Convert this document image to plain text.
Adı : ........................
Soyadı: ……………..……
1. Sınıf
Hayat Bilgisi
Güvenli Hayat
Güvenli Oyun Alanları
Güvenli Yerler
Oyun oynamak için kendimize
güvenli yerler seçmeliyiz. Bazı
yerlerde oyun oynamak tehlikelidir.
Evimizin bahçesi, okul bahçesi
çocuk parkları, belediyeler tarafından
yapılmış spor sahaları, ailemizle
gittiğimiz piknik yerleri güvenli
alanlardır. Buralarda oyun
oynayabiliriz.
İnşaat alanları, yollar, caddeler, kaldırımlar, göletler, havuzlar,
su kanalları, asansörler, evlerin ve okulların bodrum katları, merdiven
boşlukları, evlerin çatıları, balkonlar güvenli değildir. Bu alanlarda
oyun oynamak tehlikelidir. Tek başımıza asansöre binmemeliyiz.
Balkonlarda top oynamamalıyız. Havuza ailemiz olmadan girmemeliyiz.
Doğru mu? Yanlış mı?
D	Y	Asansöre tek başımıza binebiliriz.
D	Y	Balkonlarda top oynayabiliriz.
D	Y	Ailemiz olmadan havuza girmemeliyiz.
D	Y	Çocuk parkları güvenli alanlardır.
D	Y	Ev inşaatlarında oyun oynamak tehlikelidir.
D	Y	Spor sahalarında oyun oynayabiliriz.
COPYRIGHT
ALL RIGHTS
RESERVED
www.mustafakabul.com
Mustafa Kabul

- [Task prompt]
Scan the listing above. Gather each line that contains the word "oynayabiliriz".

- [Solution for this task]
oynayabiliriz.
D	Y	Balkonlarda top oynayabiliriz.
D	Y	Spor sahalarında oyun oynayabiliriz.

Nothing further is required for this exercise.